Wherever a line holds the string "screenshot", copy that line.

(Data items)
——————

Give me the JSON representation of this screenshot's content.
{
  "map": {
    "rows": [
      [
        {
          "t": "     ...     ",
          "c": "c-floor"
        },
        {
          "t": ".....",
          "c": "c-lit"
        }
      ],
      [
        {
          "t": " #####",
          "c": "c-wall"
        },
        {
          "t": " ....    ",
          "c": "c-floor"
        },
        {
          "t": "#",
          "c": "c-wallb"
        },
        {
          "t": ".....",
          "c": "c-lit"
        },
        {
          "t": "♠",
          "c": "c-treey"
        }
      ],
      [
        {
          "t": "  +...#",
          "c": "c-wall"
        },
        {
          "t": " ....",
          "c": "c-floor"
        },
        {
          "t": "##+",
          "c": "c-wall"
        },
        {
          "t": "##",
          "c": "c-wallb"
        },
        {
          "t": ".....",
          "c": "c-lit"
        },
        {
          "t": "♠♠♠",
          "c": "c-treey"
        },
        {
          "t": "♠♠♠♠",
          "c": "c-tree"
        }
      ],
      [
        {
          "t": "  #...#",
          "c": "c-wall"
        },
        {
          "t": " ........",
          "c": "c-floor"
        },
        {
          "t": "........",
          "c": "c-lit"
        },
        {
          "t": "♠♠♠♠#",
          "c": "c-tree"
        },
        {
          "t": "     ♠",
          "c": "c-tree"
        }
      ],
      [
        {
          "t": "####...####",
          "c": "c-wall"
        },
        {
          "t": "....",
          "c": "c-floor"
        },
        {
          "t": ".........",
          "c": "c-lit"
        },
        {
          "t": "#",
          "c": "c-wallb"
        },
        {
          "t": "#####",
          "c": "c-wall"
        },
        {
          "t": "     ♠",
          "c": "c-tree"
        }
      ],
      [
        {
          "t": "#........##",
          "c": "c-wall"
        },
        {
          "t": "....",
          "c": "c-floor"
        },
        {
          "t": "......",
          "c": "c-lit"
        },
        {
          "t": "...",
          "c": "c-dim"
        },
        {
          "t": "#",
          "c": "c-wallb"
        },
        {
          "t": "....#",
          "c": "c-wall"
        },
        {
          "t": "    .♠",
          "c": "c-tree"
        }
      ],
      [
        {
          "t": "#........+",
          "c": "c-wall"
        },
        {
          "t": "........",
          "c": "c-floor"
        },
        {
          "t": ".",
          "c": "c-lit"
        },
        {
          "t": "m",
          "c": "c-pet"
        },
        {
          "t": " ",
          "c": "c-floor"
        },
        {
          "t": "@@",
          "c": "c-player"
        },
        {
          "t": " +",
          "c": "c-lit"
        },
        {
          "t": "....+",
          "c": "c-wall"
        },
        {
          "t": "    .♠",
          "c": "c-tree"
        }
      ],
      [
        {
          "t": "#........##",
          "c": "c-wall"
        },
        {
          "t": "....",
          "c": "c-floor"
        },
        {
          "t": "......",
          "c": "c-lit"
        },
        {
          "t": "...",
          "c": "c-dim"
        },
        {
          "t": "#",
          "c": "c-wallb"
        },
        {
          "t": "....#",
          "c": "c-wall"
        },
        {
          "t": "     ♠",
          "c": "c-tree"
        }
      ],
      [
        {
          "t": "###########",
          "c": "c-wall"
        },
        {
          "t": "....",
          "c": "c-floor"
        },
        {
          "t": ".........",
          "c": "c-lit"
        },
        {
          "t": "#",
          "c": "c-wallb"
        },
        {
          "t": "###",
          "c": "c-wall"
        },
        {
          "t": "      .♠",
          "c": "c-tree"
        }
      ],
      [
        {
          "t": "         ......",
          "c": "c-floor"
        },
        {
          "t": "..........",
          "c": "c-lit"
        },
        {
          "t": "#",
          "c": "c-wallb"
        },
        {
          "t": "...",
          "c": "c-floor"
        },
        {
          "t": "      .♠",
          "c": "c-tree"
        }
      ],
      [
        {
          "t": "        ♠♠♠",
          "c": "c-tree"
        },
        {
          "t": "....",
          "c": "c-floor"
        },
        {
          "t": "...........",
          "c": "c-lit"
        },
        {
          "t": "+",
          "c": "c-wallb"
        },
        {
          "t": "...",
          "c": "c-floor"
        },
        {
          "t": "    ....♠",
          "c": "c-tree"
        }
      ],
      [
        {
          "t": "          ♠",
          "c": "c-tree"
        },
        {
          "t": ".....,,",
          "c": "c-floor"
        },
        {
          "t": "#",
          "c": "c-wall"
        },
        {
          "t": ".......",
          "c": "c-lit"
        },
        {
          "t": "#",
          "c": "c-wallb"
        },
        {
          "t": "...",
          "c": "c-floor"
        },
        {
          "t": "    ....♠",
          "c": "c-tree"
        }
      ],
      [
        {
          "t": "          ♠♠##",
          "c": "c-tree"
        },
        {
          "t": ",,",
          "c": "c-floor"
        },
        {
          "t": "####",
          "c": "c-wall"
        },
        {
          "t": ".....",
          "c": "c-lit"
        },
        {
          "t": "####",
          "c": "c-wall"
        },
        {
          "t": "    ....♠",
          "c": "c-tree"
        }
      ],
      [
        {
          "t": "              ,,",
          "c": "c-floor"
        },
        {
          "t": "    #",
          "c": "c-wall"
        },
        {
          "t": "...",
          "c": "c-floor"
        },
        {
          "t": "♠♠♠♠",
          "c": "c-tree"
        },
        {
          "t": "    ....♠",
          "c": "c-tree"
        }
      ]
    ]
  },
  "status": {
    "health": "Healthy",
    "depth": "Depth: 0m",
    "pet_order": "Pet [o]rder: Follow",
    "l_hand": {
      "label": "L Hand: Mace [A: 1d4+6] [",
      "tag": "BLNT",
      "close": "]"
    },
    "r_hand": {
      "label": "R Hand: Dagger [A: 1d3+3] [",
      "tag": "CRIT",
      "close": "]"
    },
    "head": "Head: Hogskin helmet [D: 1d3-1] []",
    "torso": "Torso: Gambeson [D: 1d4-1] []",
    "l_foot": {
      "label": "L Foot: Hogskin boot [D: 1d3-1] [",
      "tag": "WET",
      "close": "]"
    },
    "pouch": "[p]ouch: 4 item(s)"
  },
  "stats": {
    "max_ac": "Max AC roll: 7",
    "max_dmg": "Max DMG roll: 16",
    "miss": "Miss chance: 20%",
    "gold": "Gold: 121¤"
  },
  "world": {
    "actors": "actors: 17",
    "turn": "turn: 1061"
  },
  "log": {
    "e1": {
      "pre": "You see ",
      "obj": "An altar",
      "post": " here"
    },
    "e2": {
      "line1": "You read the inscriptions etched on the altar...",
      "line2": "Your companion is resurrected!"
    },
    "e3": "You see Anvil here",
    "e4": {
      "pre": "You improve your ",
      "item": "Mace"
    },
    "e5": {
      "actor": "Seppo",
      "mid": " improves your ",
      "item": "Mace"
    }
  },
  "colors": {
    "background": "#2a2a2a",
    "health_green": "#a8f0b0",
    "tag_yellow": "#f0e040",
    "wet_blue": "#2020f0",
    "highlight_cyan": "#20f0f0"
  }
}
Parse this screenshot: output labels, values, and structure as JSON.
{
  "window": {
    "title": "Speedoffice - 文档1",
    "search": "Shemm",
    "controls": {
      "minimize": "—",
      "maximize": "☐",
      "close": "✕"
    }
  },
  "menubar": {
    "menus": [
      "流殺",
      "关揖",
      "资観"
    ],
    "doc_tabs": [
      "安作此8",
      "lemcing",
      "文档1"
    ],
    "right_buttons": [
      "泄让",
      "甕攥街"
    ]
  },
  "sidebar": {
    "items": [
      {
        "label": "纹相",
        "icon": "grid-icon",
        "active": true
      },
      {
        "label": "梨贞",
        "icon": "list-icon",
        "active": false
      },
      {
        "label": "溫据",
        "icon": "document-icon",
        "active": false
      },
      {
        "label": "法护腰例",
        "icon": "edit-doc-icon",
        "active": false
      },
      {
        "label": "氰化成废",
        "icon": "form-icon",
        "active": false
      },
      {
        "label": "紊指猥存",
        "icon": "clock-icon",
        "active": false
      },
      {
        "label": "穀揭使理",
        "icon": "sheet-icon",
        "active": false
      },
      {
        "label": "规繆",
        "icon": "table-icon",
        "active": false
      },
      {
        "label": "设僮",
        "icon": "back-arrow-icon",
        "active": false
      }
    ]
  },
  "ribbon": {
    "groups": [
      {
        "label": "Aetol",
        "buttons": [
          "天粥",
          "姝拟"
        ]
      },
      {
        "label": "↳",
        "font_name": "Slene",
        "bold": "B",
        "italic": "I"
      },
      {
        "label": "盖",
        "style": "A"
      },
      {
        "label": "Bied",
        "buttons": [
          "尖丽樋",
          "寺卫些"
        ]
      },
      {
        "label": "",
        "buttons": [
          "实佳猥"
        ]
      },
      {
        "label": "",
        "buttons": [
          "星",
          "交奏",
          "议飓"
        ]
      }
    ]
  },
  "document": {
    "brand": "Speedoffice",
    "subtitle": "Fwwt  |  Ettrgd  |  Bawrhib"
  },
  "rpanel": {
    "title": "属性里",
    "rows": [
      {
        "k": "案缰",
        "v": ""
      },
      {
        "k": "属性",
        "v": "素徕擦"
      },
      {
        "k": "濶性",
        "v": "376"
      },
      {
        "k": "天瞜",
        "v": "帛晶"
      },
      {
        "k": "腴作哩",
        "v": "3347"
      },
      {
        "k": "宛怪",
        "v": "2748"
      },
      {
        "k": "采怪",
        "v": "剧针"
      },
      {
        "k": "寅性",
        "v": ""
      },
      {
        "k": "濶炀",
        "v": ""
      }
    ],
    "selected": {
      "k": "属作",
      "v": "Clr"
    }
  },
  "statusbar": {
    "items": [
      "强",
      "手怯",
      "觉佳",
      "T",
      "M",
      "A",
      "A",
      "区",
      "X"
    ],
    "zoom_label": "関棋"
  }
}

——————

■ Response for this exercise ■
Give me the JSON representation of this screenshot's content.
Parse this screenshot: output labels, values, and structure as JSON.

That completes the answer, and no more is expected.